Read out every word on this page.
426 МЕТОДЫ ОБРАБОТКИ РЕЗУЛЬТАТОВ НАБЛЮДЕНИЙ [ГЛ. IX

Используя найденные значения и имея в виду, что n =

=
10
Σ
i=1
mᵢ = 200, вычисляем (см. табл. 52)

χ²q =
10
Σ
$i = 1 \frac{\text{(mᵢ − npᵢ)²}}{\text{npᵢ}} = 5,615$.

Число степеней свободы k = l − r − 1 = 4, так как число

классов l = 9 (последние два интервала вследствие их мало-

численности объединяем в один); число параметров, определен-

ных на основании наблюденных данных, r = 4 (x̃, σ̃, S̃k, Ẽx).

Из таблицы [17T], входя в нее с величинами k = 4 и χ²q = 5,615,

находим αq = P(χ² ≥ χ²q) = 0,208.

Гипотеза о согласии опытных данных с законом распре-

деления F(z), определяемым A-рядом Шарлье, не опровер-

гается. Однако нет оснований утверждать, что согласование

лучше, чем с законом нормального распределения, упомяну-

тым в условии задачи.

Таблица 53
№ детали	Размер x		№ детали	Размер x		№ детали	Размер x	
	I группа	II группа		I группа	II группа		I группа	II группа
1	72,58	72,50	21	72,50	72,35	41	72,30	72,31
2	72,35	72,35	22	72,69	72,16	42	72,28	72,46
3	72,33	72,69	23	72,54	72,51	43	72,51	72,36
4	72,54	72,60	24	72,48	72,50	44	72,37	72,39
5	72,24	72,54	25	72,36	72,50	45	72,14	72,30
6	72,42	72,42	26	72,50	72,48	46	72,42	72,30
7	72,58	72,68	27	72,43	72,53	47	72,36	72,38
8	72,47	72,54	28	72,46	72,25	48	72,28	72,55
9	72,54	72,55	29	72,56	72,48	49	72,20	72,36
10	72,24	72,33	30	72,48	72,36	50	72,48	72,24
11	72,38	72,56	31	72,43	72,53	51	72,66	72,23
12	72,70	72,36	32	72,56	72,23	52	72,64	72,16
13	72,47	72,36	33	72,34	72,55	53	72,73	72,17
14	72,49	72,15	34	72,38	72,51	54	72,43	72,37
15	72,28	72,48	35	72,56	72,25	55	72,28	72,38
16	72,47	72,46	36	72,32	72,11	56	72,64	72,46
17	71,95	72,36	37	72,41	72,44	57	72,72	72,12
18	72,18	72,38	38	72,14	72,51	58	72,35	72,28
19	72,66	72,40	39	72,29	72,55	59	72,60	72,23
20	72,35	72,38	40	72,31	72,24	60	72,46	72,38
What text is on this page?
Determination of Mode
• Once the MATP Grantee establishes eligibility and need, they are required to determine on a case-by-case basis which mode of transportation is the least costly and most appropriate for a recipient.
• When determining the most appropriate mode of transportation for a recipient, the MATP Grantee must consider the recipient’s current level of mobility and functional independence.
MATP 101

_Written task_:
Would you give again, word for word, every line from the one with "What text is on this page?" through the final line of the listing above?

_Answer to this problem_:
What text is on this page?
Determination of Mode
• Once the MATP Grantee establishes eligibility and need, they are required to determine on a case-by-case basis which mode of transportation is the least costly and most appropriate for a recipient.
• When determining the most appropriate mode of transportation for a recipient, the MATP Grantee must consider the recipient’s current level of mobility and functional independence.
MATP 101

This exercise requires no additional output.